| YOUR GOAL |
Copy everything in the listing from the line containing "dialogue-line: Mr Green: Do" down to the line containing "418, 652, 446]", both included, without changing anything.

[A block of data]
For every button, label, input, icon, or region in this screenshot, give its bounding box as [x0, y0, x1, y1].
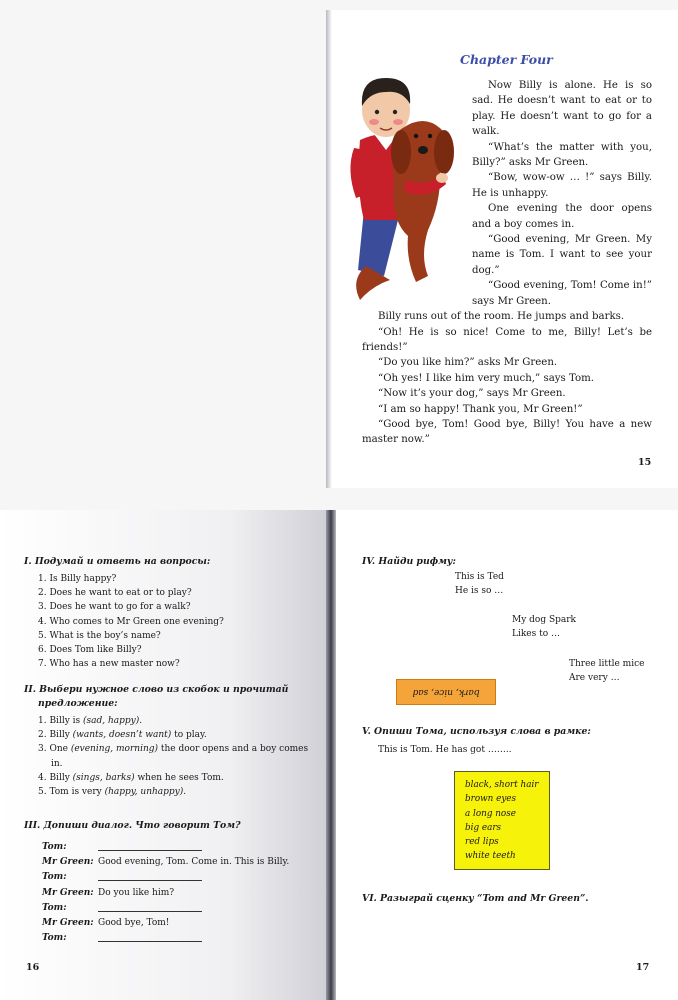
dialogue-line: Mr Green: Do you like him?	[42, 887, 175, 898]
exercise-3-title: III. Допиши диалог. Что говорит Том?	[24, 820, 241, 831]
page-number: 17	[636, 962, 650, 973]
question-item: 3. Does he want to go for a walk?	[38, 602, 191, 613]
story-paragraph: “Now it’s your dog,” says Mr Green.	[378, 388, 566, 400]
exercise-6-title: VI. Разыграй сценку “Tom and Mr Green”.	[362, 893, 589, 904]
book-gutter	[326, 510, 336, 1000]
story-paragraph: Now Billy is alone. He is so sad. He doesn’t want to eat or to play. He doesn’t want to go for a walk.	[472, 80, 652, 138]
word-box: black, short hair brown eyes a long nose big ears red lips white teeth	[454, 771, 550, 870]
dialogue-line: Tom:	[42, 901, 289, 916]
rhyme-2: My dog Spark Likes to …	[512, 615, 577, 639]
answer-blank[interactable]	[98, 872, 202, 881]
exercise-2-title: II. Выбери нужное слово из скобок и прочитай	[24, 684, 289, 695]
question-item: 1. Is Billy happy?	[38, 574, 117, 584]
question-item: 2. Does he want to eat or to play?	[38, 588, 192, 599]
rhyme-3: Three little mice Are very …	[569, 659, 645, 683]
dialogue	[42, 840, 289, 946]
story-paragraph: “Good bye, Tom! Good bye, Billy! You have a new master now.”	[362, 418, 652, 446]
story-paragraph: “Good evening, Tom! Come in!” says Mr Green.	[472, 280, 652, 307]
exercise-5-prompt: This is Tom. He has got ……..	[378, 745, 512, 755]
dialogue-line: Tom:	[42, 840, 289, 855]
rhyme-1: This is Ted He is so …	[455, 572, 504, 596]
choice-item-cont: in.	[51, 758, 63, 769]
word-box-upside-down: bark, nice, sad	[396, 679, 496, 705]
exercise-2-items	[38, 714, 308, 799]
exercise-4-title: IV. Найди рифму:	[362, 556, 456, 567]
story-text	[362, 78, 652, 448]
choice-item: 3. One (evening, morning) the door opens and a boy comes	[38, 744, 309, 755]
answer-blank[interactable]	[98, 842, 202, 851]
story-paragraph: “I am so happy! Thank you, Mr Green!”	[378, 403, 583, 415]
question-item: 5. What is the boy’s name?	[38, 630, 161, 641]
story-paragraph: “Do you like him?” asks Mr Green.	[378, 357, 558, 369]
choice-item: 2. Billy (wants, doesn’t want) to play.	[38, 730, 207, 741]
answer-blank[interactable]	[98, 903, 202, 912]
choice-item: 4. Billy (sings, barks) when he sees Tom.	[38, 772, 224, 783]
story-paragraph: One evening the door opens and a boy comes in.	[472, 203, 652, 230]
story-paragraph: “Bow, wow-ow … !” says Billy. He is unhappy.	[472, 172, 652, 199]
dialogue-line: Tom:	[42, 931, 289, 946]
exercise-1-questions	[38, 572, 224, 671]
exercise-2-title-cont: предложение:	[38, 698, 118, 709]
page-number: 16	[26, 962, 40, 973]
exercise-1-title: I. Подумай и ответь на вопросы:	[24, 556, 211, 567]
dialogue-line: Mr Green: Good evening, Tom. Come in. This is Billy.	[42, 857, 290, 868]
chapter-title: Chapter Four	[460, 52, 553, 67]
story-paragraph: Billy runs out of the room. He jumps and barks.	[378, 311, 625, 323]
question-item: 4. Who comes to Mr Green one evening?	[38, 616, 224, 627]
choice-item: 5. Tom is very (happy, unhappy).	[38, 787, 187, 798]
story-paragraph: “Oh yes! I like him very much,” says Tom.	[378, 372, 595, 384]
story-paragraph: “What’s the matter with you, Billy?” asks Mr Green.	[472, 141, 652, 169]
page-15-edge	[326, 10, 332, 488]
question-item: 7. Who has a new master now?	[38, 659, 180, 670]
choice-item: 1. Billy is (sad, happy).	[38, 716, 143, 726]
story-paragraph: “Good evening, Mr Green. My name is Tom. I want to see your dog.”	[472, 234, 652, 276]
dialogue-line: Mr Green: Good bye, Tom!	[42, 918, 170, 929]
page-17	[336, 510, 678, 1000]
story-paragraph: “Oh! He is so nice! Come to me, Billy! Let’s be friends!”	[362, 326, 652, 353]
dialogue-line: Tom:	[42, 870, 289, 885]
page-number: 15	[638, 457, 652, 468]
question-item: 6. Does Tom like Billy?	[38, 645, 142, 656]
answer-blank[interactable]	[98, 933, 202, 942]
exercise-5-title: V. Опиши Тома, используя слова в рамке:	[362, 726, 591, 737]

| EXERCISE OUTPUT |
dialogue-line: Mr Green: Do you like him?	[42, 887, 175, 898]
exercise-3-title: III. Допиши диалог. Что говорит Том?	[24, 820, 241, 831]
page-number: 17	[636, 962, 650, 973]
question-item: 3. Does he want to go for a walk?	[38, 602, 191, 613]
story-paragraph: “Now it’s your dog,” says Mr Green.	[378, 388, 566, 400]
exercise-6-title: VI. Разыграй сценку “Tom and Mr Green”.	[362, 893, 589, 904]
book-gutter	[326, 510, 336, 1000]
story-paragraph: Now Billy is alone. He is so sad. He doesn’t want to eat or to play. He doesn’t want to go for a walk.	[472, 80, 652, 138]
word-box: black, short hair brown eyes a long nose big ears red lips white teeth	[454, 771, 550, 870]
dialogue-line: Tom:	[42, 901, 289, 916]
rhyme-2: My dog Spark Likes to …	[512, 615, 577, 639]
answer-blank[interactable]	[98, 872, 202, 881]
exercise-2-title: II. Выбери нужное слово из скобок и прочитай	[24, 684, 289, 695]
question-item: 1. Is Billy happy?	[38, 574, 117, 584]
question-item: 2. Does he want to eat or to play?	[38, 588, 192, 599]
rhyme-3: Three little mice Are very …	[569, 659, 645, 683]
dialogue	[42, 840, 289, 946]
story-paragraph: “Good bye, Tom! Good bye, Billy! You have a new master now.”	[362, 418, 652, 446]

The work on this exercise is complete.